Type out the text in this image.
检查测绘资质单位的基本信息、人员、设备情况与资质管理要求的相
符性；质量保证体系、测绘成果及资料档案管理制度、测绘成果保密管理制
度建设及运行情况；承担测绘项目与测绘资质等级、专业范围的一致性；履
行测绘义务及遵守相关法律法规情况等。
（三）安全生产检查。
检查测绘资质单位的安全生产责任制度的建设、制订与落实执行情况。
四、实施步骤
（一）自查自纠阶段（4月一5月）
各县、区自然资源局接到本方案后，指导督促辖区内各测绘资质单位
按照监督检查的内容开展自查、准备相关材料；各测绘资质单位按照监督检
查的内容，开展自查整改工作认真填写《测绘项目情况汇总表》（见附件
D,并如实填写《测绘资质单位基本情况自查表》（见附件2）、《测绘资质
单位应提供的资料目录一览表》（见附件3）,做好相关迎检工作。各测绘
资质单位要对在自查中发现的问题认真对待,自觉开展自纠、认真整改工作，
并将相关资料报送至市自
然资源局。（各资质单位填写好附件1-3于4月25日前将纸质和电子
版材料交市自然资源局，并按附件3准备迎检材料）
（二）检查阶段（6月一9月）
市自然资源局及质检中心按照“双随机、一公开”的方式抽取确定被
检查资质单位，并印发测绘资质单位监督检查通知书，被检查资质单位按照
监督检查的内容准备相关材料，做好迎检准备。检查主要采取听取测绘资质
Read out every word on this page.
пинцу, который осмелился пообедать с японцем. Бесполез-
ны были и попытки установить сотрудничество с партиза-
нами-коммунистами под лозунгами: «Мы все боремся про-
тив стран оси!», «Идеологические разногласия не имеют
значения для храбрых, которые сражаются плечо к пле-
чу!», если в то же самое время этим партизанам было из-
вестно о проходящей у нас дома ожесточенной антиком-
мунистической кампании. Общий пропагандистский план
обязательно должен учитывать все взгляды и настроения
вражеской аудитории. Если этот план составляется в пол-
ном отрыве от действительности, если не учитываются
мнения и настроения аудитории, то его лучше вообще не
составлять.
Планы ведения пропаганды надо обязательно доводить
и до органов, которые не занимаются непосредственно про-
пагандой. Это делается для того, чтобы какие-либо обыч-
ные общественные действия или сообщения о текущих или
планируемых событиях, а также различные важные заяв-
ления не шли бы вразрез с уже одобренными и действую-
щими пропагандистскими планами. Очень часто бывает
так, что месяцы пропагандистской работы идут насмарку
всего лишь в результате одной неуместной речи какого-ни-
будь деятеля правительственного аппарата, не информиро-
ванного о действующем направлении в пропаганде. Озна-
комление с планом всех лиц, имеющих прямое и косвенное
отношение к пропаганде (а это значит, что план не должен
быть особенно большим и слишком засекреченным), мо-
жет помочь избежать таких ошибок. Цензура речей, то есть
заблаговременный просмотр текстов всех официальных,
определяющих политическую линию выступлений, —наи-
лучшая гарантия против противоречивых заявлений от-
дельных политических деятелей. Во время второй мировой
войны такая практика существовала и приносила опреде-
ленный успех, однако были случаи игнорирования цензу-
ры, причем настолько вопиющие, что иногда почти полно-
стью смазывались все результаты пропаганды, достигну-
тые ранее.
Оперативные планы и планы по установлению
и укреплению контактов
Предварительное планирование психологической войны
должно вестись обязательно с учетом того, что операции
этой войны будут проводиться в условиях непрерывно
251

■ ■ ■

The exercise:
Restate the data above word for word.

Solved exercise:
Type out the text in this image.
检查测绘资质单位的基本信息、人员、设备情况与资质管理要求的相
符性；质量保证体系、测绘成果及资料档案管理制度、测绘成果保密管理制
度建设及运行情况；承担测绘项目与测绘资质等级、专业范围的一致性；履
行测绘义务及遵守相关法律法规情况等。
（三）安全生产检查。
检查测绘资质单位的安全生产责任制度的建设、制订与落实执行情况。
四、实施步骤
（一）自查自纠阶段（4月一5月）
各县、区自然资源局接到本方案后，指导督促辖区内各测绘资质单位
按照监督检查的内容开展自查、准备相关材料；各测绘资质单位按照监督检
查的内容，开展自查整改工作认真填写《测绘项目情况汇总表》（见附件
D,并如实填写《测绘资质单位基本情况自查表》（见附件2）、《测绘资质
单位应提供的资料目录一览表》（见附件3）,做好相关迎检工作。各测绘
资质单位要对在自查中发现的问题认真对待,自觉开展自纠、认真整改工作，
并将相关资料报送至市自
然资源局。（各资质单位填写好附件1-3于4月25日前将纸质和电子
版材料交市自然资源局，并按附件3准备迎检材料）
（二）检查阶段（6月一9月）
市自然资源局及质检中心按照“双随机、一公开”的方式抽取确定被
检查资质单位，并印发测绘资质单位监督检查通知书，被检查资质单位按照
监督检查的内容准备相关材料，做好迎检准备。检查主要采取听取测绘资质
Read out every word on this page.
пинцу, который осмелился пообедать с японцем. Бесполез-
ны были и попытки установить сотрудничество с партиза-
нами-коммунистами под лозунгами: «Мы все боремся про-
тив стран оси!», «Идеологические разногласия не имеют
значения для храбрых, которые сражаются плечо к пле-
чу!», если в то же самое время этим партизанам было из-
вестно о проходящей у нас дома ожесточенной антиком-
мунистической кампании. Общий пропагандистский план
обязательно должен учитывать все взгляды и настроения
вражеской аудитории. Если этот план составляется в пол-
ном отрыве от действительности, если не учитываются
мнения и настроения аудитории, то его лучше вообще не
составлять.
Планы ведения пропаганды надо обязательно доводить
и до органов, которые не занимаются непосредственно про-
пагандой. Это делается для того, чтобы какие-либо обыч-
ные общественные действия или сообщения о текущих или
планируемых событиях, а также различные важные заяв-
ления не шли бы вразрез с уже одобренными и действую-
щими пропагандистскими планами. Очень часто бывает
так, что месяцы пропагандистской работы идут насмарку
всего лишь в результате одной неуместной речи какого-ни-
будь деятеля правительственного аппарата, не информиро-
ванного о действующем направлении в пропаганде. Озна-
комление с планом всех лиц, имеющих прямое и косвенное
отношение к пропаганде (а это значит, что план не должен
быть особенно большим и слишком засекреченным), мо-
жет помочь избежать таких ошибок. Цензура речей, то есть
заблаговременный просмотр текстов всех официальных,
определяющих политическую линию выступлений, —наи-
лучшая гарантия против противоречивых заявлений от-
дельных политических деятелей. Во время второй мировой
войны такая практика существовала и приносила опреде-
ленный успех, однако были случаи игнорирования цензу-
ры, причем настолько вопиющие, что иногда почти полно-
стью смазывались все результаты пропаганды, достигну-
тые ранее.
Оперативные планы и планы по установлению
и укреплению контактов
Предварительное планирование психологической войны
должно вестись обязательно с учетом того, что операции
этой войны будут проводиться в условиях непрерывно
251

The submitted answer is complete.